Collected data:
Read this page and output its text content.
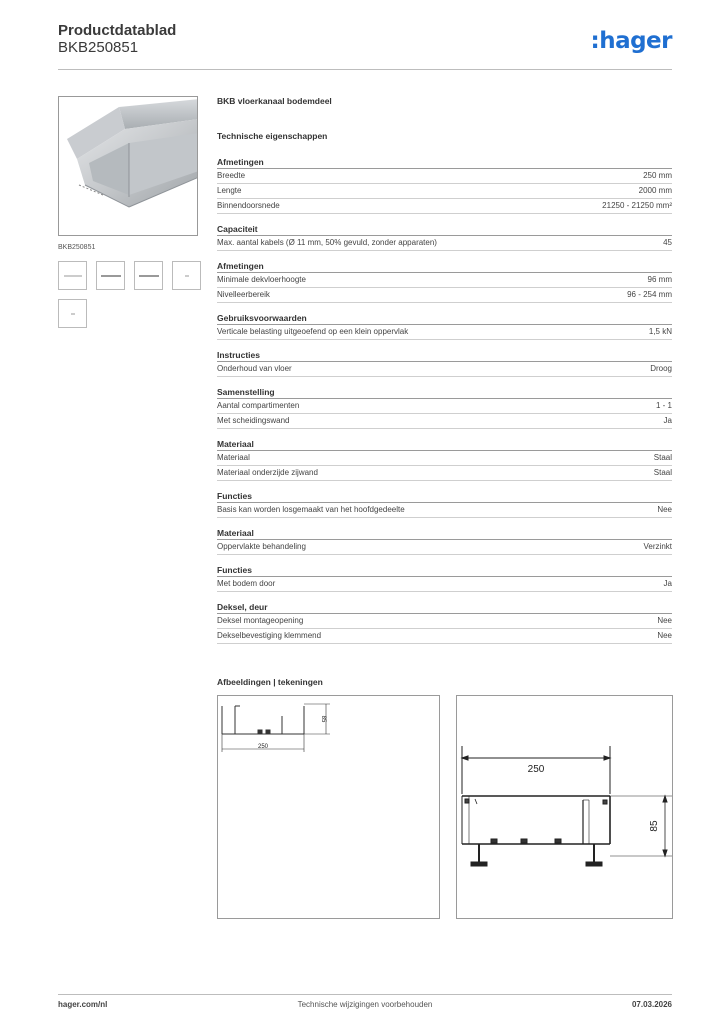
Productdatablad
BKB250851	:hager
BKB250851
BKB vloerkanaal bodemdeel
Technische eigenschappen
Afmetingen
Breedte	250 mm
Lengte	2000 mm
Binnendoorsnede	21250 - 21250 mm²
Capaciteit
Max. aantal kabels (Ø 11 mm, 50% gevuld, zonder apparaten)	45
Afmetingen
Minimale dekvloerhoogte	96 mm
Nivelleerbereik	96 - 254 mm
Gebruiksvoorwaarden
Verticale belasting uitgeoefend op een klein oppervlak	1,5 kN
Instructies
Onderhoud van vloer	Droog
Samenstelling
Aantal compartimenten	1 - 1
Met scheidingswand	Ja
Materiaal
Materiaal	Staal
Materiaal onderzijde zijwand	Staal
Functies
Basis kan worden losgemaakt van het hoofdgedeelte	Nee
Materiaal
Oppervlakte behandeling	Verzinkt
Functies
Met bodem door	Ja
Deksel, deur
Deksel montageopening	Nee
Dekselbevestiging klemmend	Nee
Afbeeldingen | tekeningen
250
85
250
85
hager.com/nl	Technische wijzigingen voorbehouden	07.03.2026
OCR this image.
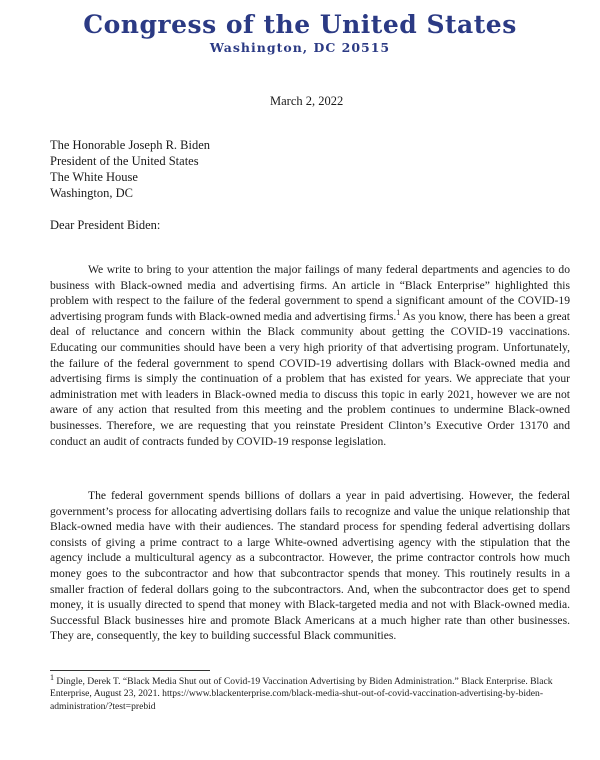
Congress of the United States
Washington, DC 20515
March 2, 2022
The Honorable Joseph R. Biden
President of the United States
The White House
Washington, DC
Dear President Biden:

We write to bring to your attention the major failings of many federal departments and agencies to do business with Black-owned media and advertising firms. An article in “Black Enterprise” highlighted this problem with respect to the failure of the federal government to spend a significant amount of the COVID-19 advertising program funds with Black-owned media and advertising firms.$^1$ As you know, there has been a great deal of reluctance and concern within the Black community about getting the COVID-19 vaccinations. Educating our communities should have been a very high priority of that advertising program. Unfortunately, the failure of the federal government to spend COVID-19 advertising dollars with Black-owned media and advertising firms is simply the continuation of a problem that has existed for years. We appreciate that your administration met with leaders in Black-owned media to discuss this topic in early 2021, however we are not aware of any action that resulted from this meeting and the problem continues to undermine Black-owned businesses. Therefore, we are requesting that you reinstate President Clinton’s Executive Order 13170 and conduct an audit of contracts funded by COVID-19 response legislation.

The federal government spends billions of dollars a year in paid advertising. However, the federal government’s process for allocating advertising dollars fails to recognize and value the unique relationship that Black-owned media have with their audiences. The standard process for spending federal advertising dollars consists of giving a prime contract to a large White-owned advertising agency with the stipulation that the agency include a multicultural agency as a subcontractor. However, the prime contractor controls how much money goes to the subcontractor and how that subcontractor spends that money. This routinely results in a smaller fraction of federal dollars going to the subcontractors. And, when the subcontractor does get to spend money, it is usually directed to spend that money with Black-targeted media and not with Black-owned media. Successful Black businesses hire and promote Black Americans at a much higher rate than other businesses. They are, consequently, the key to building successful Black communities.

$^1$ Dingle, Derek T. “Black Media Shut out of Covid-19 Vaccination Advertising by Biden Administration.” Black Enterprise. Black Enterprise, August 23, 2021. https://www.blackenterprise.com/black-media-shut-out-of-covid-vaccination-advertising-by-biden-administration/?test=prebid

- **The problem**
Copy everything in the records above except the pictures, exactly as written.

- **Result**
Read this page and output its text content.
Productdatablad
BKB250851	:hager
BKB250851
BKB vloerkanaal bodemdeel
Technische eigenschappen
Afmetingen
Breedte	250 mm
Lengte	2000 mm
Binnendoorsnede	21250 - 21250 mm²
Capaciteit
Max. aantal kabels (Ø 11 mm, 50% gevuld, zonder apparaten)	45
Afmetingen
Minimale dekvloerhoogte	96 mm
Nivelleerbereik	96 - 254 mm
Gebruiksvoorwaarden
Verticale belasting uitgeoefend op een klein oppervlak	1,5 kN
Instructies
Onderhoud van vloer	Droog
Samenstelling
Aantal compartimenten	1 - 1
Met scheidingswand	Ja
Materiaal
Materiaal	Staal
Materiaal onderzijde zijwand	Staal
Functies
Basis kan worden losgemaakt van het hoofdgedeelte	Nee
Materiaal
Oppervlakte behandeling	Verzinkt
Functies
Met bodem door	Ja
Deksel, deur
Deksel montageopening	Nee
Dekselbevestiging klemmend	Nee
Afbeeldingen | tekeningen
250
85
250
85
hager.com/nl	Technische wijzigingen voorbehouden	07.03.2026
OCR this image.
Congress of the United States
Washington, DC 20515
March 2, 2022
The Honorable Joseph R. Biden
President of the United States
The White House
Washington, DC
Dear President Biden:

We write to bring to your attention the major failings of many federal departments and agencies to do business with Black-owned media and advertising firms. An article in “Black Enterprise” highlighted this problem with respect to the failure of the federal government to spend a significant amount of the COVID-19 advertising program funds with Black-owned media and advertising firms.$^1$ As you know, there has been a great deal of reluctance and concern within the Black community about getting the COVID-19 vaccinations. Educating our communities should have been a very high priority of that advertising program. Unfortunately, the failure of the federal government to spend COVID-19 advertising dollars with Black-owned media and advertising firms is simply the continuation of a problem that has existed for years. We appreciate that your administration met with leaders in Black-owned media to discuss this topic in early 2021, however we are not aware of any action that resulted from this meeting and the problem continues to undermine Black-owned businesses. Therefore, we are requesting that you reinstate President Clinton’s Executive Order 13170 and conduct an audit of contracts funded by COVID-19 response legislation.

The federal government spends billions of dollars a year in paid advertising. However, the federal government’s process for allocating advertising dollars fails to recognize and value the unique relationship that Black-owned media have with their audiences. The standard process for spending federal advertising dollars consists of giving a prime contract to a large White-owned advertising agency with the stipulation that the agency include a multicultural agency as a subcontractor. However, the prime contractor controls how much money goes to the subcontractor and how that subcontractor spends that money. This routinely results in a smaller fraction of federal dollars going to the subcontractors. And, when the subcontractor does get to spend money, it is usually directed to spend that money with Black-targeted media and not with Black-owned media. Successful Black businesses hire and promote Black Americans at a much higher rate than other businesses. They are, consequently, the key to building successful Black communities.

$^1$ Dingle, Derek T. “Black Media Shut out of Covid-19 Vaccination Advertising by Biden Administration.” Black Enterprise. Black Enterprise, August 23, 2021. https://www.blackenterprise.com/black-media-shut-out-of-covid-vaccination-advertising-by-biden-administration/?test=prebid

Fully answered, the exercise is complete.